# Short task
Give every entry again, word for word and in full.

# Information provided

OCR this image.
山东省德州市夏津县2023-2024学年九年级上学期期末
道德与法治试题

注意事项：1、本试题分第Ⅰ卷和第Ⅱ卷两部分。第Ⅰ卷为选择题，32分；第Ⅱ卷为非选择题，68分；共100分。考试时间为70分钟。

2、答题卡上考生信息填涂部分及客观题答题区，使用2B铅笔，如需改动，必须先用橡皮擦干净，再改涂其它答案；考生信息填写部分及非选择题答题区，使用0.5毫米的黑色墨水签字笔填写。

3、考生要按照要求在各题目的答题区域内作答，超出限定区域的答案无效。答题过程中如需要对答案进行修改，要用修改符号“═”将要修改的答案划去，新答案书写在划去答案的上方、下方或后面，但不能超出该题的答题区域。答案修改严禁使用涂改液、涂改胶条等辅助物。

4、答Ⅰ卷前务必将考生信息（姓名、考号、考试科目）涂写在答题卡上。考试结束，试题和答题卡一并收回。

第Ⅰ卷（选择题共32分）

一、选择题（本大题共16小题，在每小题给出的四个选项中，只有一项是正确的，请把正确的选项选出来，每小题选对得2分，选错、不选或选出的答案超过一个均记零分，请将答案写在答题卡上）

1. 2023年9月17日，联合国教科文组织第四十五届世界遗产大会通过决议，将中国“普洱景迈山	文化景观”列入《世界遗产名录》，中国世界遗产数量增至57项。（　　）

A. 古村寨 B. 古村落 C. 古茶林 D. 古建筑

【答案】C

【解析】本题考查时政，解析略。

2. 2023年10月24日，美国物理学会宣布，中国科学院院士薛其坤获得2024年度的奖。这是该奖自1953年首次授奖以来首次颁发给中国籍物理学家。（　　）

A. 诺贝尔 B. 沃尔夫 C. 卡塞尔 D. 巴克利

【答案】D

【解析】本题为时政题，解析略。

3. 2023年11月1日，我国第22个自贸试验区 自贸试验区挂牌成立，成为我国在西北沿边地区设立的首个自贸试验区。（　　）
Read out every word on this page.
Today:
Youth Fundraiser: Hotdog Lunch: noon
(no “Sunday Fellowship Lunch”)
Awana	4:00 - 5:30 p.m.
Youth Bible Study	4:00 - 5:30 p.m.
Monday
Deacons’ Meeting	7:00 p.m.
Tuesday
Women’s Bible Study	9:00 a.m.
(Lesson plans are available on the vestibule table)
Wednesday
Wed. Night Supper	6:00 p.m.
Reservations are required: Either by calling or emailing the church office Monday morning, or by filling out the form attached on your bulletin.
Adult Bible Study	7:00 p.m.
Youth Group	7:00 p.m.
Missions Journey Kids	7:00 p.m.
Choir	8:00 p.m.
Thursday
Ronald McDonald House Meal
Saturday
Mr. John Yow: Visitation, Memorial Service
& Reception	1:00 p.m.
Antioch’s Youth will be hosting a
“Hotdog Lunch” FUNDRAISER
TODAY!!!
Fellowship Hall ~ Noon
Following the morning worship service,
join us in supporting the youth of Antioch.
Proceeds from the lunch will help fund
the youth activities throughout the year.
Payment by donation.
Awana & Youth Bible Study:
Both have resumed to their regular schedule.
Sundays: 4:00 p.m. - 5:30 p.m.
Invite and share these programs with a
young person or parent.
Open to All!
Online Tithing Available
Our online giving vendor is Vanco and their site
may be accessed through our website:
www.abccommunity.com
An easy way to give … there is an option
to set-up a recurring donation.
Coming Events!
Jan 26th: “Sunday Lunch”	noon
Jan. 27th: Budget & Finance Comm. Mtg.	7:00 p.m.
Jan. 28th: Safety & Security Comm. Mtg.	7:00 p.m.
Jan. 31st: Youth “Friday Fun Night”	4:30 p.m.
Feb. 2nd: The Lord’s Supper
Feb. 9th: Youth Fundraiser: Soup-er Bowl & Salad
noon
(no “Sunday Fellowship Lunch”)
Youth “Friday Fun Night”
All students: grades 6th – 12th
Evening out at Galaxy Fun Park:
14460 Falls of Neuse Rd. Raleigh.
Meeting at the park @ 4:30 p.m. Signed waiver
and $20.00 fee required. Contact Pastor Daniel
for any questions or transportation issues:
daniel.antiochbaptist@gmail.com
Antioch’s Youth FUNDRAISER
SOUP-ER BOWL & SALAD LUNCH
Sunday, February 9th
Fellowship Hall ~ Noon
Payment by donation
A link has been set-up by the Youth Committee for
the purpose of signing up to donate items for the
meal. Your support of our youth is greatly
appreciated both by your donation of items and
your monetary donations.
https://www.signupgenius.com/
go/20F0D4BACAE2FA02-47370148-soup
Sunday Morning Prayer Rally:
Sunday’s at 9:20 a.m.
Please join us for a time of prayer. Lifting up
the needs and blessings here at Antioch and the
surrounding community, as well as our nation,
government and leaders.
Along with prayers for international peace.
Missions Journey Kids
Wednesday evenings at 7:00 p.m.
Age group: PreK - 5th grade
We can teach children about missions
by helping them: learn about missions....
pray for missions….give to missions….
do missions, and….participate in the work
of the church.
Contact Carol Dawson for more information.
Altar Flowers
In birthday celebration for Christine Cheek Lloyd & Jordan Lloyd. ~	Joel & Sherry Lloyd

# Answer
OCR this image.
山东省德州市夏津县2023-2024学年九年级上学期期末
道德与法治试题

注意事项：1、本试题分第Ⅰ卷和第Ⅱ卷两部分。第Ⅰ卷为选择题，32分；第Ⅱ卷为非选择题，68分；共100分。考试时间为70分钟。

2、答题卡上考生信息填涂部分及客观题答题区，使用2B铅笔，如需改动，必须先用橡皮擦干净，再改涂其它答案；考生信息填写部分及非选择题答题区，使用0.5毫米的黑色墨水签字笔填写。

3、考生要按照要求在各题目的答题区域内作答，超出限定区域的答案无效。答题过程中如需要对答案进行修改，要用修改符号“═”将要修改的答案划去，新答案书写在划去答案的上方、下方或后面，但不能超出该题的答题区域。答案修改严禁使用涂改液、涂改胶条等辅助物。

4、答Ⅰ卷前务必将考生信息（姓名、考号、考试科目）涂写在答题卡上。考试结束，试题和答题卡一并收回。

第Ⅰ卷（选择题共32分）

一、选择题（本大题共16小题，在每小题给出的四个选项中，只有一项是正确的，请把正确的选项选出来，每小题选对得2分，选错、不选或选出的答案超过一个均记零分，请将答案写在答题卡上）

1. 2023年9月17日，联合国教科文组织第四十五届世界遗产大会通过决议，将中国“普洱景迈山	文化景观”列入《世界遗产名录》，中国世界遗产数量增至57项。（　　）

A. 古村寨 B. 古村落 C. 古茶林 D. 古建筑

【答案】C

【解析】本题考查时政，解析略。

2. 2023年10月24日，美国物理学会宣布，中国科学院院士薛其坤获得2024年度的奖。这是该奖自1953年首次授奖以来首次颁发给中国籍物理学家。（　　）

A. 诺贝尔 B. 沃尔夫 C. 卡塞尔 D. 巴克利

【答案】D

【解析】本题为时政题，解析略。

3. 2023年11月1日，我国第22个自贸试验区 自贸试验区挂牌成立，成为我国在西北沿边地区设立的首个自贸试验区。（　　）
Read out every word on this page.
Today:
Youth Fundraiser: Hotdog Lunch: noon
(no “Sunday Fellowship Lunch”)
Awana	4:00 - 5:30 p.m.
Youth Bible Study	4:00 - 5:30 p.m.
Monday
Deacons’ Meeting	7:00 p.m.
Tuesday
Women’s Bible Study	9:00 a.m.
(Lesson plans are available on the vestibule table)
Wednesday
Wed. Night Supper	6:00 p.m.
Reservations are required: Either by calling or emailing the church office Monday morning, or by filling out the form attached on your bulletin.
Adult Bible Study	7:00 p.m.
Youth Group	7:00 p.m.
Missions Journey Kids	7:00 p.m.
Choir	8:00 p.m.
Thursday
Ronald McDonald House Meal
Saturday
Mr. John Yow: Visitation, Memorial Service
& Reception	1:00 p.m.
Antioch’s Youth will be hosting a
“Hotdog Lunch” FUNDRAISER
TODAY!!!
Fellowship Hall ~ Noon
Following the morning worship service,
join us in supporting the youth of Antioch.
Proceeds from the lunch will help fund
the youth activities throughout the year.
Payment by donation.
Awana & Youth Bible Study:
Both have resumed to their regular schedule.
Sundays: 4:00 p.m. - 5:30 p.m.
Invite and share these programs with a
young person or parent.
Open to All!
Online Tithing Available
Our online giving vendor is Vanco and their site
may be accessed through our website:
www.abccommunity.com
An easy way to give … there is an option
to set-up a recurring donation.
Coming Events!
Jan 26th: “Sunday Lunch”	noon
Jan. 27th: Budget & Finance Comm. Mtg.	7:00 p.m.
Jan. 28th: Safety & Security Comm. Mtg.	7:00 p.m.
Jan. 31st: Youth “Friday Fun Night”	4:30 p.m.
Feb. 2nd: The Lord’s Supper
Feb. 9th: Youth Fundraiser: Soup-er Bowl & Salad
noon
(no “Sunday Fellowship Lunch”)
Youth “Friday Fun Night”
All students: grades 6th – 12th
Evening out at Galaxy Fun Park:
14460 Falls of Neuse Rd. Raleigh.
Meeting at the park @ 4:30 p.m. Signed waiver
and $20.00 fee required. Contact Pastor Daniel
for any questions or transportation issues:
daniel.antiochbaptist@gmail.com
Antioch’s Youth FUNDRAISER
SOUP-ER BOWL & SALAD LUNCH
Sunday, February 9th
Fellowship Hall ~ Noon
Payment by donation
A link has been set-up by the Youth Committee for
the purpose of signing up to donate items for the
meal. Your support of our youth is greatly
appreciated both by your donation of items and
your monetary donations.
https://www.signupgenius.com/
go/20F0D4BACAE2FA02-47370148-soup
Sunday Morning Prayer Rally:
Sunday’s at 9:20 a.m.
Please join us for a time of prayer. Lifting up
the needs and blessings here at Antioch and the
surrounding community, as well as our nation,
government and leaders.
Along with prayers for international peace.
Missions Journey Kids
Wednesday evenings at 7:00 p.m.
Age group: PreK - 5th grade
We can teach children about missions
by helping them: learn about missions....
pray for missions….give to missions….
do missions, and….participate in the work
of the church.
Contact Carol Dawson for more information.
Altar Flowers
In birthday celebration for Christine Cheek Lloyd & Jordan Lloyd. ~	Joel & Sherry Lloyd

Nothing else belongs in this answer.